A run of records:
□ □ □ □
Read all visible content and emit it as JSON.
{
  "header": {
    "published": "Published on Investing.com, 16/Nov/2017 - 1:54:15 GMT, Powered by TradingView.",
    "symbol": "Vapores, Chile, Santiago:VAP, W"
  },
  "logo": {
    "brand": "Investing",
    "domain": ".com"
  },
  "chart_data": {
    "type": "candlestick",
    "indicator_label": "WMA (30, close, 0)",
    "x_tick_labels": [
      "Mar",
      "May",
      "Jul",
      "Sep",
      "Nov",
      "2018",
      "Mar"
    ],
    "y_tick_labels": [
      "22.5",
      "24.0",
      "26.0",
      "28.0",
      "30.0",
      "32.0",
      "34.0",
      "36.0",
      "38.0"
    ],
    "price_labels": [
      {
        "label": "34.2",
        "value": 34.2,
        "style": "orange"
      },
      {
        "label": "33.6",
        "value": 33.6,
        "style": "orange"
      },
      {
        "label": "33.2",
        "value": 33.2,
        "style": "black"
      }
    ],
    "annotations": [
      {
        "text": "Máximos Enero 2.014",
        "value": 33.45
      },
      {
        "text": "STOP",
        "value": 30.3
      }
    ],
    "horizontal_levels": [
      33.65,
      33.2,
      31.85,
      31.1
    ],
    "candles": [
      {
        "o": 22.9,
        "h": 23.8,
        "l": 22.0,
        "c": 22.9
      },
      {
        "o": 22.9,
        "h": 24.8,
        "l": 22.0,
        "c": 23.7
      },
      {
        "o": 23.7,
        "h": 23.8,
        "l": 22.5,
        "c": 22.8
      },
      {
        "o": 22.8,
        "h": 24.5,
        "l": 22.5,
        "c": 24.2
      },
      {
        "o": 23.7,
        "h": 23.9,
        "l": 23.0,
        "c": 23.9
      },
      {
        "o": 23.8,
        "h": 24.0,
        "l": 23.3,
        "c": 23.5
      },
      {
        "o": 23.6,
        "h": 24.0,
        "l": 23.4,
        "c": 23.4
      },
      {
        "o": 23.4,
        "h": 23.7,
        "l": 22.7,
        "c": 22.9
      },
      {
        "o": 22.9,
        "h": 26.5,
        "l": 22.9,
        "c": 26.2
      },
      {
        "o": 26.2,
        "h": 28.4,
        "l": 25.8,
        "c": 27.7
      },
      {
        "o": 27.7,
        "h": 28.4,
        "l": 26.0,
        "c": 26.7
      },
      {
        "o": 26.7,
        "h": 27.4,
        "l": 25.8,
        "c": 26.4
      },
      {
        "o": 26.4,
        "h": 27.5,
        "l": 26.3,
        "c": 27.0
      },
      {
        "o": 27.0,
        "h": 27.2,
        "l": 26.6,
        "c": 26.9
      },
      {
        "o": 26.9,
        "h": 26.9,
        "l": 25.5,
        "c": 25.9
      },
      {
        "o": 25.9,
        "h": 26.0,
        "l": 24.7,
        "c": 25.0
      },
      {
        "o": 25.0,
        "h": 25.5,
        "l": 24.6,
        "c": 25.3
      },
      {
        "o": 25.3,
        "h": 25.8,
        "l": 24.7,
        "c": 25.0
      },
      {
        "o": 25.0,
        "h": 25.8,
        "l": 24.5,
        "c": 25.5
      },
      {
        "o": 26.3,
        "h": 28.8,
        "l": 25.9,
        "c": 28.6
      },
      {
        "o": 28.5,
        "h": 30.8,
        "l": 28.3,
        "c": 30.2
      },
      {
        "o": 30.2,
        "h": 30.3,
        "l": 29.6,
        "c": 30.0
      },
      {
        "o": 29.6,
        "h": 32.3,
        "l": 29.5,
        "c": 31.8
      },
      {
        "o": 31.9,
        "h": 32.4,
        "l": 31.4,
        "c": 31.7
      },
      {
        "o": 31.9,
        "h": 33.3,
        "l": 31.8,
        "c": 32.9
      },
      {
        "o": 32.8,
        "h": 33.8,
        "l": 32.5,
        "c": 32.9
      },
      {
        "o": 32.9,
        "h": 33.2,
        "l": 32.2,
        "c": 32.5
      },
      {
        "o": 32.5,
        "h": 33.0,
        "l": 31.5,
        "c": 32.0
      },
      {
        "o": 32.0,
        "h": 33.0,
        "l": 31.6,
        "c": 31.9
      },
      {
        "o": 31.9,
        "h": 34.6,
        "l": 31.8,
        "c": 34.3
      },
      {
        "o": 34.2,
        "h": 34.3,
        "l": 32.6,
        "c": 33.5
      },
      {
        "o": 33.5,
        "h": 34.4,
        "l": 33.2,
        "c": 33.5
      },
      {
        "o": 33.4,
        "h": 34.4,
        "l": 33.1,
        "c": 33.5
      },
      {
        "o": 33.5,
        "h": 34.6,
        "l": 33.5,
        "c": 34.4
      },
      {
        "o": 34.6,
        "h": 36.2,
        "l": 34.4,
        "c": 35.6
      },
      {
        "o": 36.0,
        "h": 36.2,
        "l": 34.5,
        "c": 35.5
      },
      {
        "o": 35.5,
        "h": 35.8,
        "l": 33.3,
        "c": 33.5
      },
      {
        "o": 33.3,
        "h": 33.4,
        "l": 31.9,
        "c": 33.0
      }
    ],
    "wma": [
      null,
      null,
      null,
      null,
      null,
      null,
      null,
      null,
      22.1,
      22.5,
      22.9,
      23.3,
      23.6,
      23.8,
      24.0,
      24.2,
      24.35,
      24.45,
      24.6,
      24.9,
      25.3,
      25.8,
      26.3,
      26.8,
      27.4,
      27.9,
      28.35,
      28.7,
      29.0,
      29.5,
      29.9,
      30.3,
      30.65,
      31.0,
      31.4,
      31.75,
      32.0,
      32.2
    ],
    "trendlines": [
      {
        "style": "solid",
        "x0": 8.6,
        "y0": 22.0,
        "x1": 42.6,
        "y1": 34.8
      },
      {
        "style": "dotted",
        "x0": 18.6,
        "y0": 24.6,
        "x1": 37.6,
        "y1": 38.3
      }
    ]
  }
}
□ □ □ □
**Your goal**: Print out the whole listing exactly as it appears.

**Worked answer**:
Read all visible content and emit it as JSON.
{
  "header": {
    "published": "Published on Investing.com, 16/Nov/2017 - 1:54:15 GMT, Powered by TradingView.",
    "symbol": "Vapores, Chile, Santiago:VAP, W"
  },
  "logo": {
    "brand": "Investing",
    "domain": ".com"
  },
  "chart_data": {
    "type": "candlestick",
    "indicator_label": "WMA (30, close, 0)",
    "x_tick_labels": [
      "Mar",
      "May",
      "Jul",
      "Sep",
      "Nov",
      "2018",
      "Mar"
    ],
    "y_tick_labels": [
      "22.5",
      "24.0",
      "26.0",
      "28.0",
      "30.0",
      "32.0",
      "34.0",
      "36.0",
      "38.0"
    ],
    "price_labels": [
      {
        "label": "34.2",
        "value": 34.2,
        "style": "orange"
      },
      {
        "label": "33.6",
        "value": 33.6,
        "style": "orange"
      },
      {
        "label": "33.2",
        "value": 33.2,
        "style": "black"
      }
    ],
    "annotations": [
      {
        "text": "Máximos Enero 2.014",
        "value": 33.45
      },
      {
        "text": "STOP",
        "value": 30.3
      }
    ],
    "horizontal_levels": [
      33.65,
      33.2,
      31.85,
      31.1
    ],
    "candles": [
      {
        "o": 22.9,
        "h": 23.8,
        "l": 22.0,
        "c": 22.9
      },
      {
        "o": 22.9,
        "h": 24.8,
        "l": 22.0,
        "c": 23.7
      },
      {
        "o": 23.7,
        "h": 23.8,
        "l": 22.5,
        "c": 22.8
      },
      {
        "o": 22.8,
        "h": 24.5,
        "l": 22.5,
        "c": 24.2
      },
      {
        "o": 23.7,
        "h": 23.9,
        "l": 23.0,
        "c": 23.9
      },
      {
        "o": 23.8,
        "h": 24.0,
        "l": 23.3,
        "c": 23.5
      },
      {
        "o": 23.6,
        "h": 24.0,
        "l": 23.4,
        "c": 23.4
      },
      {
        "o": 23.4,
        "h": 23.7,
        "l": 22.7,
        "c": 22.9
      },
      {
        "o": 22.9,
        "h": 26.5,
        "l": 22.9,
        "c": 26.2
      },
      {
        "o": 26.2,
        "h": 28.4,
        "l": 25.8,
        "c": 27.7
      },
      {
        "o": 27.7,
        "h": 28.4,
        "l": 26.0,
        "c": 26.7
      },
      {
        "o": 26.7,
        "h": 27.4,
        "l": 25.8,
        "c": 26.4
      },
      {
        "o": 26.4,
        "h": 27.5,
        "l": 26.3,
        "c": 27.0
      },
      {
        "o": 27.0,
        "h": 27.2,
        "l": 26.6,
        "c": 26.9
      },
      {
        "o": 26.9,
        "h": 26.9,
        "l": 25.5,
        "c": 25.9
      },
      {
        "o": 25.9,
        "h": 26.0,
        "l": 24.7,
        "c": 25.0
      },
      {
        "o": 25.0,
        "h": 25.5,
        "l": 24.6,
        "c": 25.3
      },
      {
        "o": 25.3,
        "h": 25.8,
        "l": 24.7,
        "c": 25.0
      },
      {
        "o": 25.0,
        "h": 25.8,
        "l": 24.5,
        "c": 25.5
      },
      {
        "o": 26.3,
        "h": 28.8,
        "l": 25.9,
        "c": 28.6
      },
      {
        "o": 28.5,
        "h": 30.8,
        "l": 28.3,
        "c": 30.2
      },
      {
        "o": 30.2,
        "h": 30.3,
        "l": 29.6,
        "c": 30.0
      },
      {
        "o": 29.6,
        "h": 32.3,
        "l": 29.5,
        "c": 31.8
      },
      {
        "o": 31.9,
        "h": 32.4,
        "l": 31.4,
        "c": 31.7
      },
      {
        "o": 31.9,
        "h": 33.3,
        "l": 31.8,
        "c": 32.9
      },
      {
        "o": 32.8,
        "h": 33.8,
        "l": 32.5,
        "c": 32.9
      },
      {
        "o": 32.9,
        "h": 33.2,
        "l": 32.2,
        "c": 32.5
      },
      {
        "o": 32.5,
        "h": 33.0,
        "l": 31.5,
        "c": 32.0
      },
      {
        "o": 32.0,
        "h": 33.0,
        "l": 31.6,
        "c": 31.9
      },
      {
        "o": 31.9,
        "h": 34.6,
        "l": 31.8,
        "c": 34.3
      },
      {
        "o": 34.2,
        "h": 34.3,
        "l": 32.6,
        "c": 33.5
      },
      {
        "o": 33.5,
        "h": 34.4,
        "l": 33.2,
        "c": 33.5
      },
      {
        "o": 33.4,
        "h": 34.4,
        "l": 33.1,
        "c": 33.5
      },
      {
        "o": 33.5,
        "h": 34.6,
        "l": 33.5,
        "c": 34.4
      },
      {
        "o": 34.6,
        "h": 36.2,
        "l": 34.4,
        "c": 35.6
      },
      {
        "o": 36.0,
        "h": 36.2,
        "l": 34.5,
        "c": 35.5
      },
      {
        "o": 35.5,
        "h": 35.8,
        "l": 33.3,
        "c": 33.5
      },
      {
        "o": 33.3,
        "h": 33.4,
        "l": 31.9,
        "c": 33.0
      }
    ],
    "wma": [
      null,
      null,
      null,
      null,
      null,
      null,
      null,
      null,
      22.1,
      22.5,
      22.9,
      23.3,
      23.6,
      23.8,
      24.0,
      24.2,
      24.35,
      24.45,
      24.6,
      24.9,
      25.3,
      25.8,
      26.3,
      26.8,
      27.4,
      27.9,
      28.35,
      28.7,
      29.0,
      29.5,
      29.9,
      30.3,
      30.65,
      31.0,
      31.4,
      31.75,
      32.0,
      32.2
    ],
    "trendlines": [
      {
        "style": "solid",
        "x0": 8.6,
        "y0": 22.0,
        "x1": 42.6,
        "y1": 34.8
      },
      {
        "style": "dotted",
        "x0": 18.6,
        "y0": 24.6,
        "x1": 37.6,
        "y1": 38.3
      }
    ]
  }
}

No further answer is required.